DIRECTIONS FOR THIS TASK: Give back the entire listing verbatim.

TASK MATERIAL:
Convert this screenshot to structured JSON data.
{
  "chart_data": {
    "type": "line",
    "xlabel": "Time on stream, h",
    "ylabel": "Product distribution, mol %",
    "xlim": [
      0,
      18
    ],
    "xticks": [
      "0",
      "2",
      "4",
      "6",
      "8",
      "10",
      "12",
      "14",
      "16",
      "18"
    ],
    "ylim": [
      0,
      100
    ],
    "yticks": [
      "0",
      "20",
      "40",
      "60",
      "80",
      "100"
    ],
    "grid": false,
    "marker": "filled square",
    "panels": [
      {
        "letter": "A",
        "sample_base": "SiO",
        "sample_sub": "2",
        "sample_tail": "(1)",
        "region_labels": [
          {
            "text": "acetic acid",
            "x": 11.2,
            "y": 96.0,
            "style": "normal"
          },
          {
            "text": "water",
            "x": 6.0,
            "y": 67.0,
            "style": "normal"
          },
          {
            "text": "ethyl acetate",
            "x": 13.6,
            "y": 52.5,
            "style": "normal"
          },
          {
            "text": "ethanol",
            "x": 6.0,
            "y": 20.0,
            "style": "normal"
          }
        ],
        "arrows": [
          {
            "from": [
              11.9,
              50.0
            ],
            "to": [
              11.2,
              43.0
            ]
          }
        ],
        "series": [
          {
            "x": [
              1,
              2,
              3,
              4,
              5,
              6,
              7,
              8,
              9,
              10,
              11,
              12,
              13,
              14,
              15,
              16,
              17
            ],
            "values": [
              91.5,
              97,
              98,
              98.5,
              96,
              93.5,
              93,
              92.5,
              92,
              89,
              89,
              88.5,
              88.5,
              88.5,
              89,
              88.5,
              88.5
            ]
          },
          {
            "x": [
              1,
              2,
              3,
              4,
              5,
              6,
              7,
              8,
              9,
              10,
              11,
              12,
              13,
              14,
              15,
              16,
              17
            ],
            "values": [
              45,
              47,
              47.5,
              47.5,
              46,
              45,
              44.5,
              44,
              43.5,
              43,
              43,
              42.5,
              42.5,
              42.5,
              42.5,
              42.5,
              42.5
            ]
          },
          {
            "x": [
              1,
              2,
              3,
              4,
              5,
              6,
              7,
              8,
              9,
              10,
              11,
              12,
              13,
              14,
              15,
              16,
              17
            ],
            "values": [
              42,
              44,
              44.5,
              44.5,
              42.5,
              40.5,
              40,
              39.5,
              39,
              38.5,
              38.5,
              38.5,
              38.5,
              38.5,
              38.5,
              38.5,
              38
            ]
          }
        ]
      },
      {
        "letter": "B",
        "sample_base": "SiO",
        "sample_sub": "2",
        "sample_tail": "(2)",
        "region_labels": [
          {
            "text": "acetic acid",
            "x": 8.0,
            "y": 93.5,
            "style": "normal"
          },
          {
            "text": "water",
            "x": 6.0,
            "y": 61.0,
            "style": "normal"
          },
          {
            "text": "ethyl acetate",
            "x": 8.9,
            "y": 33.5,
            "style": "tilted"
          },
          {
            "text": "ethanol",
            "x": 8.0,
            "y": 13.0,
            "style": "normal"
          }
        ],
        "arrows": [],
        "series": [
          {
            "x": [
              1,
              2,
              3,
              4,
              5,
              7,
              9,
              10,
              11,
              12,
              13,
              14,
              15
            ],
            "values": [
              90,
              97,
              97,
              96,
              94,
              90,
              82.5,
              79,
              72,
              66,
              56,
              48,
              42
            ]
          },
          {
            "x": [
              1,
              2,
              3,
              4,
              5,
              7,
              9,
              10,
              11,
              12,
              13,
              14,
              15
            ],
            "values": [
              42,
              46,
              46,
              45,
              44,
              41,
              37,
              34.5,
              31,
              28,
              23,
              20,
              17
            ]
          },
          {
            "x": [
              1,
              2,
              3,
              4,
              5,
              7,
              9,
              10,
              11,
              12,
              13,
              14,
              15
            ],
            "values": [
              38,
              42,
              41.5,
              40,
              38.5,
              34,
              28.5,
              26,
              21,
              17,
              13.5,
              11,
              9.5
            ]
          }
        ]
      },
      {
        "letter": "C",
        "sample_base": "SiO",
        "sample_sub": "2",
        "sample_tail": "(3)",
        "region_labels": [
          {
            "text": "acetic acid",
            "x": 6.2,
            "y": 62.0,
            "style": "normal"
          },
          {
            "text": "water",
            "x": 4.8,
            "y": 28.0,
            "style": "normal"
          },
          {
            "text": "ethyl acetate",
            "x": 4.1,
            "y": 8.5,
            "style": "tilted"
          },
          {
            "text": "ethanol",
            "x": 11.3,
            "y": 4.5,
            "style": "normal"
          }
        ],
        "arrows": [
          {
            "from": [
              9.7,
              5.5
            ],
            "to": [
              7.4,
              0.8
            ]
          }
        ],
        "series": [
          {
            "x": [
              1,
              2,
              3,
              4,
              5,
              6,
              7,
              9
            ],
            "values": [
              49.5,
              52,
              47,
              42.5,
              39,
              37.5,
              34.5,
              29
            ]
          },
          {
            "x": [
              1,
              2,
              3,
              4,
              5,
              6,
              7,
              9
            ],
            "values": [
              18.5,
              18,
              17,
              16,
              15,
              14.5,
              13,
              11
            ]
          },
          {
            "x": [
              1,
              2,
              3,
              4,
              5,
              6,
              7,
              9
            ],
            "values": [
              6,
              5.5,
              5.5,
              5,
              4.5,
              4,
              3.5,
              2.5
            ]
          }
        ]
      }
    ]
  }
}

OUTPUT:
Convert this screenshot to structured JSON data.
{
  "chart_data": {
    "type": "line",
    "xlabel": "Time on stream, h",
    "ylabel": "Product distribution, mol %",
    "xlim": [
      0,
      18
    ],
    "xticks": [
      "0",
      "2",
      "4",
      "6",
      "8",
      "10",
      "12",
      "14",
      "16",
      "18"
    ],
    "ylim": [
      0,
      100
    ],
    "yticks": [
      "0",
      "20",
      "40",
      "60",
      "80",
      "100"
    ],
    "grid": false,
    "marker": "filled square",
    "panels": [
      {
        "letter": "A",
        "sample_base": "SiO",
        "sample_sub": "2",
        "sample_tail": "(1)",
        "region_labels": [
          {
            "text": "acetic acid",
            "x": 11.2,
            "y": 96.0,
            "style": "normal"
          },
          {
            "text": "water",
            "x": 6.0,
            "y": 67.0,
            "style": "normal"
          },
          {
            "text": "ethyl acetate",
            "x": 13.6,
            "y": 52.5,
            "style": "normal"
          },
          {
            "text": "ethanol",
            "x": 6.0,
            "y": 20.0,
            "style": "normal"
          }
        ],
        "arrows": [
          {
            "from": [
              11.9,
              50.0
            ],
            "to": [
              11.2,
              43.0
            ]
          }
        ],
        "series": [
          {
            "x": [
              1,
              2,
              3,
              4,
              5,
              6,
              7,
              8,
              9,
              10,
              11,
              12,
              13,
              14,
              15,
              16,
              17
            ],
            "values": [
              91.5,
              97,
              98,
              98.5,
              96,
              93.5,
              93,
              92.5,
              92,
              89,
              89,
              88.5,
              88.5,
              88.5,
              89,
              88.5,
              88.5
            ]
          },
          {
            "x": [
              1,
              2,
              3,
              4,
              5,
              6,
              7,
              8,
              9,
              10,
              11,
              12,
              13,
              14,
              15,
              16,
              17
            ],
            "values": [
              45,
              47,
              47.5,
              47.5,
              46,
              45,
              44.5,
              44,
              43.5,
              43,
              43,
              42.5,
              42.5,
              42.5,
              42.5,
              42.5,
              42.5
            ]
          },
          {
            "x": [
              1,
              2,
              3,
              4,
              5,
              6,
              7,
              8,
              9,
              10,
              11,
              12,
              13,
              14,
              15,
              16,
              17
            ],
            "values": [
              42,
              44,
              44.5,
              44.5,
              42.5,
              40.5,
              40,
              39.5,
              39,
              38.5,
              38.5,
              38.5,
              38.5,
              38.5,
              38.5,
              38.5,
              38
            ]
          }
        ]
      },
      {
        "letter": "B",
        "sample_base": "SiO",
        "sample_sub": "2",
        "sample_tail": "(2)",
        "region_labels": [
          {
            "text": "acetic acid",
            "x": 8.0,
            "y": 93.5,
            "style": "normal"
          },
          {
            "text": "water",
            "x": 6.0,
            "y": 61.0,
            "style": "normal"
          },
          {
            "text": "ethyl acetate",
            "x": 8.9,
            "y": 33.5,
            "style": "tilted"
          },
          {
            "text": "ethanol",
            "x": 8.0,
            "y": 13.0,
            "style": "normal"
          }
        ],
        "arrows": [],
        "series": [
          {
            "x": [
              1,
              2,
              3,
              4,
              5,
              7,
              9,
              10,
              11,
              12,
              13,
              14,
              15
            ],
            "values": [
              90,
              97,
              97,
              96,
              94,
              90,
              82.5,
              79,
              72,
              66,
              56,
              48,
              42
            ]
          },
          {
            "x": [
              1,
              2,
              3,
              4,
              5,
              7,
              9,
              10,
              11,
              12,
              13,
              14,
              15
            ],
            "values": [
              42,
              46,
              46,
              45,
              44,
              41,
              37,
              34.5,
              31,
              28,
              23,
              20,
              17
            ]
          },
          {
            "x": [
              1,
              2,
              3,
              4,
              5,
              7,
              9,
              10,
              11,
              12,
              13,
              14,
              15
            ],
            "values": [
              38,
              42,
              41.5,
              40,
              38.5,
              34,
              28.5,
              26,
              21,
              17,
              13.5,
              11,
              9.5
            ]
          }
        ]
      },
      {
        "letter": "C",
        "sample_base": "SiO",
        "sample_sub": "2",
        "sample_tail": "(3)",
        "region_labels": [
          {
            "text": "acetic acid",
            "x": 6.2,
            "y": 62.0,
            "style": "normal"
          },
          {
            "text": "water",
            "x": 4.8,
            "y": 28.0,
            "style": "normal"
          },
          {
            "text": "ethyl acetate",
            "x": 4.1,
            "y": 8.5,
            "style": "tilted"
          },
          {
            "text": "ethanol",
            "x": 11.3,
            "y": 4.5,
            "style": "normal"
          }
        ],
        "arrows": [
          {
            "from": [
              9.7,
              5.5
            ],
            "to": [
              7.4,
              0.8
            ]
          }
        ],
        "series": [
          {
            "x": [
              1,
              2,
              3,
              4,
              5,
              6,
              7,
              9
            ],
            "values": [
              49.5,
              52,
              47,
              42.5,
              39,
              37.5,
              34.5,
              29
            ]
          },
          {
            "x": [
              1,
              2,
              3,
              4,
              5,
              6,
              7,
              9
            ],
            "values": [
              18.5,
              18,
              17,
              16,
              15,
              14.5,
              13,
              11
            ]
          },
          {
            "x": [
              1,
              2,
              3,
              4,
              5,
              6,
              7,
              9
            ],
            "values": [
              6,
              5.5,
              5.5,
              5,
              4.5,
              4,
              3.5,
              2.5
            ]
          }
        ]
      }
    ]
  }
}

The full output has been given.